Stored entries:
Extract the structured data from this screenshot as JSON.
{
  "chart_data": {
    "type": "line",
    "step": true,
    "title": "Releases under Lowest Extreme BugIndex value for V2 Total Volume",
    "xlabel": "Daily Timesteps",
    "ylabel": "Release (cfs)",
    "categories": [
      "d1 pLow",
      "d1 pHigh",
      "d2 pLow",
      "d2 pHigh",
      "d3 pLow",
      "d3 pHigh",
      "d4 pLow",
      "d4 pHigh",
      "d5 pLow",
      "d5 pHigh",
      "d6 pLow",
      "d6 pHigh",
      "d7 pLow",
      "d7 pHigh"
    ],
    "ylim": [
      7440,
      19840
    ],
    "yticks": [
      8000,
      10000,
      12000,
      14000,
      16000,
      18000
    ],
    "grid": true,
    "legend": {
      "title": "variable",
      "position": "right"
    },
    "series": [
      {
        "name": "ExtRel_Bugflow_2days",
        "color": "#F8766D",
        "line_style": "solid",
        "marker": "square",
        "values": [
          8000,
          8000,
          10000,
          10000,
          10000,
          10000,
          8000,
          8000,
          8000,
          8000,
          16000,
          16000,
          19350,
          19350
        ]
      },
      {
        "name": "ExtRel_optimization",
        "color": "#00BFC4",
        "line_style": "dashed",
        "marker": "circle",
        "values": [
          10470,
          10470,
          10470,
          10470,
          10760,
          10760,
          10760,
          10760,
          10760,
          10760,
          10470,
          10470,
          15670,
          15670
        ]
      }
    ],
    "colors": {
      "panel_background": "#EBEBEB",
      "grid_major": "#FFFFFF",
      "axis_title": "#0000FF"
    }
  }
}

- [DO THIS]
Emit the full listing verbatim.

- [RESULT]
Extract the structured data from this screenshot as JSON.
{
  "chart_data": {
    "type": "line",
    "step": true,
    "title": "Releases under Lowest Extreme BugIndex value for V2 Total Volume",
    "xlabel": "Daily Timesteps",
    "ylabel": "Release (cfs)",
    "categories": [
      "d1 pLow",
      "d1 pHigh",
      "d2 pLow",
      "d2 pHigh",
      "d3 pLow",
      "d3 pHigh",
      "d4 pLow",
      "d4 pHigh",
      "d5 pLow",
      "d5 pHigh",
      "d6 pLow",
      "d6 pHigh",
      "d7 pLow",
      "d7 pHigh"
    ],
    "ylim": [
      7440,
      19840
    ],
    "yticks": [
      8000,
      10000,
      12000,
      14000,
      16000,
      18000
    ],
    "grid": true,
    "legend": {
      "title": "variable",
      "position": "right"
    },
    "series": [
      {
        "name": "ExtRel_Bugflow_2days",
        "color": "#F8766D",
        "line_style": "solid",
        "marker": "square",
        "values": [
          8000,
          8000,
          10000,
          10000,
          10000,
          10000,
          8000,
          8000,
          8000,
          8000,
          16000,
          16000,
          19350,
          19350
        ]
      },
      {
        "name": "ExtRel_optimization",
        "color": "#00BFC4",
        "line_style": "dashed",
        "marker": "circle",
        "values": [
          10470,
          10470,
          10470,
          10470,
          10760,
          10760,
          10760,
          10760,
          10760,
          10760,
          10470,
          10470,
          15670,
          15670
        ]
      }
    ],
    "colors": {
      "panel_background": "#EBEBEB",
      "grid_major": "#FFFFFF",
      "axis_title": "#0000FF"
    }
  }
}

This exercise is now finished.